─── Records shown

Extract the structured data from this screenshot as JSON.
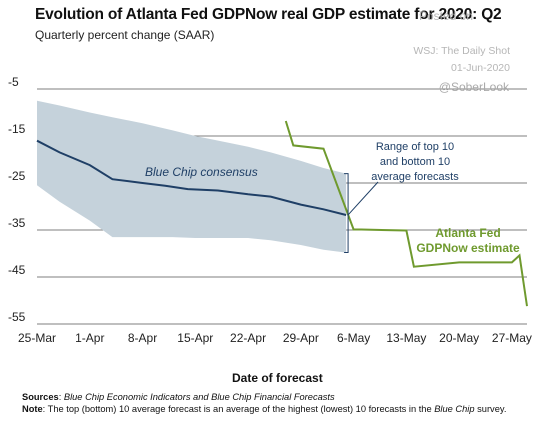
{
  "header": {
    "title": "Evolution of Atlanta Fed GDPNow real GDP estimate for 2020: Q2",
    "subtitle": "Quarterly percent change (SAAR)"
  },
  "watermark": {
    "posted": "Posted on",
    "source": "WSJ: The Daily Shot",
    "date": "01-Jun-2020",
    "handle": "@SoberLook"
  },
  "notes": {
    "sources_label": "Sources",
    "sources_text": "Blue Chip Economic Indicators and Blue Chip Financial Forecasts",
    "note_label": "Note",
    "note_text_1": "The top (bottom) 10 average forecast is an average of the highest (lowest) 10 forecasts in the ",
    "note_italic": "Blue Chip",
    "note_text_2": " survey."
  },
  "chart_data": {
    "type": "line",
    "xlabel": "Date of forecast",
    "ylabel": "",
    "xlim": [
      0,
      65
    ],
    "ylim": [
      -55,
      -5
    ],
    "ytick_values": [
      -5,
      -15,
      -25,
      -35,
      -45,
      -55
    ],
    "ytick_labels": [
      "-5",
      "-15",
      "-25",
      "-35",
      "-45",
      "-55"
    ],
    "xtick_values": [
      0,
      7,
      14,
      21,
      28,
      35,
      42,
      49,
      56,
      63
    ],
    "xtick_labels": [
      "25-Mar",
      "1-Apr",
      "8-Apr",
      "15-Apr",
      "22-Apr",
      "29-Apr",
      "6-May",
      "13-May",
      "20-May",
      "27-May"
    ],
    "grid": "horizontal",
    "colors": {
      "band": "#c5d2db",
      "consensus": "#1f3f66",
      "gdpnow": "#6f9a2e",
      "grid": "#555555",
      "annotation": "#1f3f66"
    },
    "band": {
      "name": "Range of top 10 and bottom 10 average forecasts",
      "x": [
        0,
        3,
        7,
        10,
        14,
        18,
        21,
        25,
        28,
        31,
        35,
        38,
        41
      ],
      "upper": [
        -7.5,
        -8.5,
        -10,
        -11,
        -12.3,
        -13.8,
        -15,
        -16.3,
        -17.3,
        -18.5,
        -20.3,
        -21.8,
        -23
      ],
      "lower": [
        -25.5,
        -29,
        -33,
        -36.5,
        -36.5,
        -36.5,
        -36.7,
        -36.7,
        -36.7,
        -37.2,
        -38.2,
        -39.2,
        -39.8
      ]
    },
    "series": [
      {
        "name": "Blue Chip consensus",
        "x": [
          0,
          3,
          7,
          10,
          14,
          17,
          20,
          24,
          28,
          31,
          35,
          38,
          41
        ],
        "values": [
          -16,
          -18.5,
          -21.2,
          -24.2,
          -25,
          -25.6,
          -26.3,
          -26.6,
          -27.4,
          -27.9,
          -29.6,
          -30.6,
          -31.8
        ]
      },
      {
        "name": "Atlanta Fed GDPNow estimate",
        "x": [
          33,
          34,
          38,
          42,
          43,
          49,
          50,
          56,
          63,
          64,
          65
        ],
        "values": [
          -11.8,
          -17,
          -17.7,
          -34.9,
          -34.9,
          -35.1,
          -42.8,
          -41.9,
          -41.9,
          -40.4,
          -51.2
        ]
      }
    ],
    "annotations": {
      "consensus_label": "Blue Chip consensus",
      "range_label_lines": [
        "Range of top 10",
        "and bottom 10",
        "average forecasts"
      ],
      "gdpnow_label_lines": [
        "Atlanta Fed",
        "GDPNow estimate"
      ]
    }
  }
}
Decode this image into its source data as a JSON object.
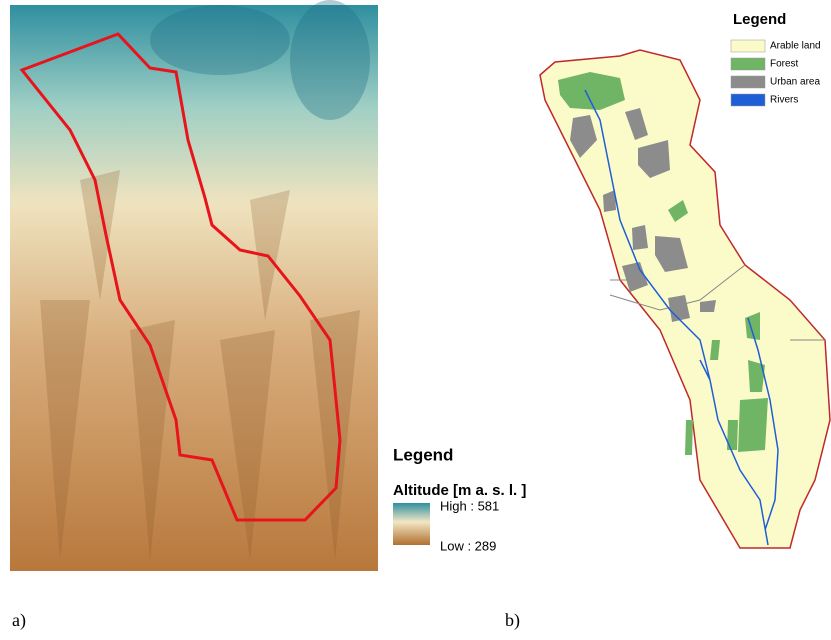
{
  "panel_a": {
    "legend_title": "Legend",
    "legend_subtitle": "Altitude [m a. s. l. ]",
    "high_label": "High : 581",
    "low_label": "Low : 289",
    "caption": "a)"
  },
  "panel_b": {
    "legend_title": "Legend",
    "legend_items": [
      {
        "label": "Arable land",
        "color": "#fbfbc9"
      },
      {
        "label": "Forest",
        "color": "#70b466"
      },
      {
        "label": "Urban area",
        "color": "#8c8c8c"
      },
      {
        "label": "Rivers",
        "color": "#1f5fd6"
      }
    ],
    "caption": "b)"
  }
}
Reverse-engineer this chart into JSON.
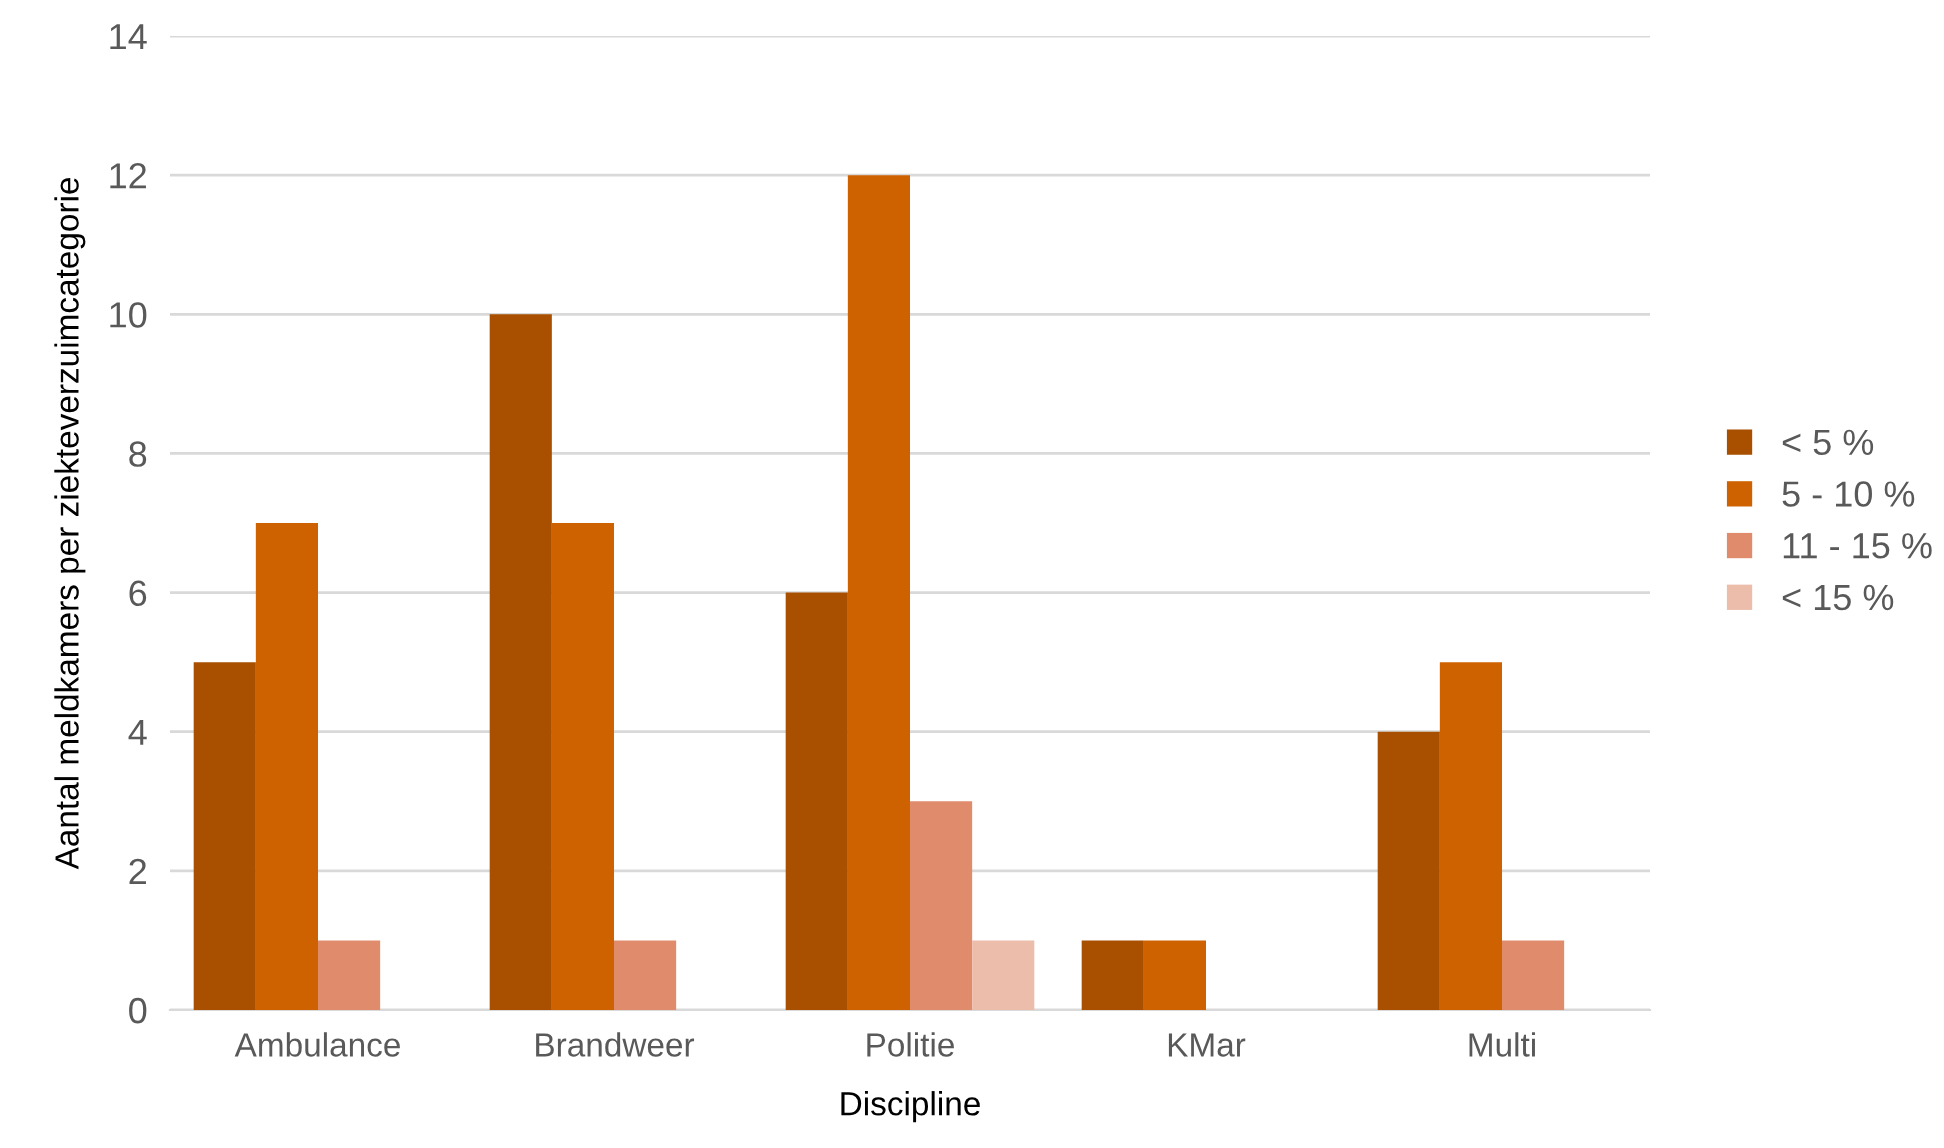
{
  "chart_data": {
    "type": "bar",
    "xlabel": "Discipline",
    "ylabel": "Aantal meldkamers per ziekteverzuimcategorie",
    "categories": [
      "Ambulance",
      "Brandweer",
      "Politie",
      "KMar",
      "Multi"
    ],
    "series": [
      {
        "name": "< 5 %",
        "color": "#a84f00",
        "values": [
          5,
          10,
          6,
          1,
          4
        ]
      },
      {
        "name": "5 - 10 %",
        "color": "#cf6200",
        "values": [
          7,
          7,
          12,
          1,
          5
        ]
      },
      {
        "name": "11 - 15 %",
        "color": "#e08b6b",
        "values": [
          1,
          1,
          3,
          0,
          1
        ]
      },
      {
        "name": "< 15 %",
        "color": "#ecbdaa",
        "values": [
          0,
          0,
          1,
          0,
          0
        ]
      }
    ],
    "ylim": [
      0,
      14
    ],
    "yticks": [
      0,
      2,
      4,
      6,
      8,
      10,
      12,
      14
    ],
    "grid": "y",
    "legend": "right"
  }
}
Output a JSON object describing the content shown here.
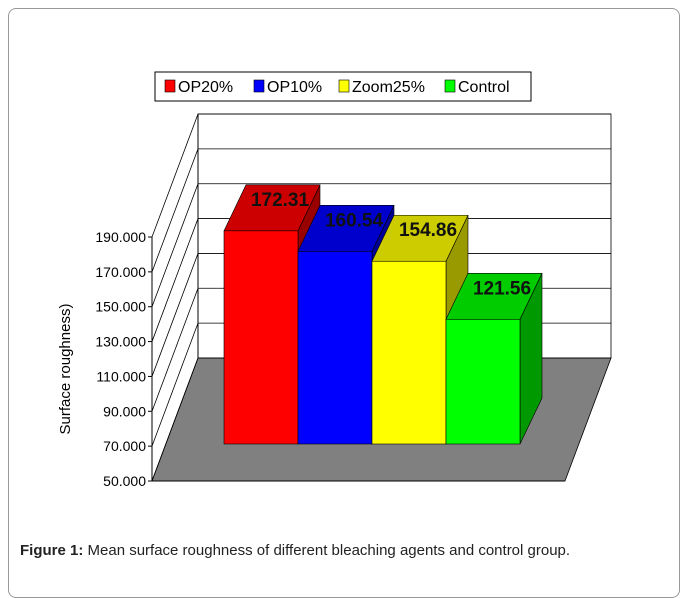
{
  "chart_data": {
    "type": "bar3d",
    "categories": [
      "OP20%",
      "OP10%",
      "Zoom25%",
      "Control"
    ],
    "values": [
      172.31,
      160.54,
      154.86,
      121.56
    ],
    "colors": [
      "#ff0000",
      "#0000ff",
      "#ffff00",
      "#00ff00"
    ],
    "ylabel": "Surface roughness)",
    "ylim": [
      50,
      190
    ],
    "yticks": [
      {
        "value": 50,
        "label": "50.000"
      },
      {
        "value": 70,
        "label": "70.000"
      },
      {
        "value": 90,
        "label": "90.000"
      },
      {
        "value": 110,
        "label": "110.000"
      },
      {
        "value": 130,
        "label": "130.000"
      },
      {
        "value": 150,
        "label": "150.000"
      },
      {
        "value": 170,
        "label": "170.000"
      },
      {
        "value": 190,
        "label": "190.000"
      }
    ],
    "grid": true,
    "legend": "top"
  },
  "caption": {
    "label": "Figure 1:",
    "text": "Mean surface roughness of different bleaching agents and control group."
  }
}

──────

What is needed:
Write out all the records again, exactly, minus any pictures.

Output of the task:
Extract the structured data from this screenshot as JSON.
{
  "header": {
    "title": "Evolution of Atlanta Fed GDPNow real GDP estimate for 2020: Q2",
    "subtitle": "Quarterly percent change (SAAR)"
  },
  "watermark": {
    "posted": "Posted on",
    "source": "WSJ: The Daily Shot",
    "date": "01-Jun-2020",
    "handle": "@SoberLook"
  },
  "notes": {
    "sources_label": "Sources",
    "sources_text": "Blue Chip Economic Indicators and Blue Chip Financial Forecasts",
    "note_label": "Note",
    "note_text_1": "The top (bottom) 10 average forecast is an average of the highest (lowest) 10 forecasts in the ",
    "note_italic": "Blue Chip",
    "note_text_2": " survey."
  },
  "chart_data": {
    "type": "line",
    "xlabel": "Date of forecast",
    "ylabel": "",
    "xlim": [
      0,
      65
    ],
    "ylim": [
      -55,
      -5
    ],
    "ytick_values": [
      -5,
      -15,
      -25,
      -35,
      -45,
      -55
    ],
    "ytick_labels": [
      "-5",
      "-15",
      "-25",
      "-35",
      "-45",
      "-55"
    ],
    "xtick_values": [
      0,
      7,
      14,
      21,
      28,
      35,
      42,
      49,
      56,
      63
    ],
    "xtick_labels": [
      "25-Mar",
      "1-Apr",
      "8-Apr",
      "15-Apr",
      "22-Apr",
      "29-Apr",
      "6-May",
      "13-May",
      "20-May",
      "27-May"
    ],
    "grid": "horizontal",
    "colors": {
      "band": "#c5d2db",
      "consensus": "#1f3f66",
      "gdpnow": "#6f9a2e",
      "grid": "#555555",
      "annotation": "#1f3f66"
    },
    "band": {
      "name": "Range of top 10 and bottom 10 average forecasts",
      "x": [
        0,
        3,
        7,
        10,
        14,
        18,
        21,
        25,
        28,
        31,
        35,
        38,
        41
      ],
      "upper": [
        -7.5,
        -8.5,
        -10,
        -11,
        -12.3,
        -13.8,
        -15,
        -16.3,
        -17.3,
        -18.5,
        -20.3,
        -21.8,
        -23
      ],
      "lower": [
        -25.5,
        -29,
        -33,
        -36.5,
        -36.5,
        -36.5,
        -36.7,
        -36.7,
        -36.7,
        -37.2,
        -38.2,
        -39.2,
        -39.8
      ]
    },
    "series": [
      {
        "name": "Blue Chip consensus",
        "x": [
          0,
          3,
          7,
          10,
          14,
          17,
          20,
          24,
          28,
          31,
          35,
          38,
          41
        ],
        "values": [
          -16,
          -18.5,
          -21.2,
          -24.2,
          -25,
          -25.6,
          -26.3,
          -26.6,
          -27.4,
          -27.9,
          -29.6,
          -30.6,
          -31.8
        ]
      },
      {
        "name": "Atlanta Fed GDPNow estimate",
        "x": [
          33,
          34,
          38,
          42,
          43,
          49,
          50,
          56,
          63,
          64,
          65
        ],
        "values": [
          -11.8,
          -17,
          -17.7,
          -34.9,
          -34.9,
          -35.1,
          -42.8,
          -41.9,
          -41.9,
          -40.4,
          -51.2
        ]
      }
    ],
    "annotations": {
      "consensus_label": "Blue Chip consensus",
      "range_label_lines": [
        "Range of top 10",
        "and bottom 10",
        "average forecasts"
      ],
      "gdpnow_label_lines": [
        "Atlanta Fed",
        "GDPNow estimate"
      ]
    }
  }
}
Decode this image into its source data as a JSON object.
{
  "panel_a": {
    "legend_title": "Legend",
    "legend_subtitle": "Altitude [m a. s. l. ]",
    "high_label": "High : 581",
    "low_label": "Low : 289",
    "caption": "a)"
  },
  "panel_b": {
    "legend_title": "Legend",
    "legend_items": [
      {
        "label": "Arable land",
        "color": "#fbfbc9"
      },
      {
        "label": "Forest",
        "color": "#70b466"
      },
      {
        "label": "Urban area",
        "color": "#8c8c8c"
      },
      {
        "label": "Rivers",
        "color": "#1f5fd6"
      }
    ],
    "caption": "b)"
  }
}
Reverse-engineer this chart into JSON.
{
  "chart_data": {
    "type": "bar",
    "xlabel": "Discipline",
    "ylabel": "Aantal meldkamers per ziekteverzuimcategorie",
    "categories": [
      "Ambulance",
      "Brandweer",
      "Politie",
      "KMar",
      "Multi"
    ],
    "series": [
      {
        "name": "< 5 %",
        "color": "#a84f00",
        "values": [
          5,
          10,
          6,
          1,
          4
        ]
      },
      {
        "name": "5 - 10 %",
        "color": "#cf6200",
        "values": [
          7,
          7,
          12,
          1,
          5
        ]
      },
      {
        "name": "11 - 15 %",
        "color": "#e08b6b",
        "values": [
          1,
          1,
          3,
          0,
          1
        ]
      },
      {
        "name": "< 15 %",
        "color": "#ecbdaa",
        "values": [
          0,
          0,
          1,
          0,
          0
        ]
      }
    ],
    "ylim": [
      0,
      14
    ],
    "yticks": [
      0,
      2,
      4,
      6,
      8,
      10,
      12,
      14
    ],
    "grid": "y",
    "legend": "right"
  }
}
Output a JSON object describing the content shown here.
{
  "chart_data": {
    "type": "bar3d",
    "categories": [
      "OP20%",
      "OP10%",
      "Zoom25%",
      "Control"
    ],
    "values": [
      172.31,
      160.54,
      154.86,
      121.56
    ],
    "colors": [
      "#ff0000",
      "#0000ff",
      "#ffff00",
      "#00ff00"
    ],
    "ylabel": "Surface roughness)",
    "ylim": [
      50,
      190
    ],
    "yticks": [
      {
        "value": 50,
        "label": "50.000"
      },
      {
        "value": 70,
        "label": "70.000"
      },
      {
        "value": 90,
        "label": "90.000"
      },
      {
        "value": 110,
        "label": "110.000"
      },
      {
        "value": 130,
        "label": "130.000"
      },
      {
        "value": 150,
        "label": "150.000"
      },
      {
        "value": 170,
        "label": "170.000"
      },
      {
        "value": 190,
        "label": "190.000"
      }
    ],
    "grid": true,
    "legend": "top"
  },
  "caption": {
    "label": "Figure 1:",
    "text": "Mean surface roughness of different bleaching agents and control group."
  }
}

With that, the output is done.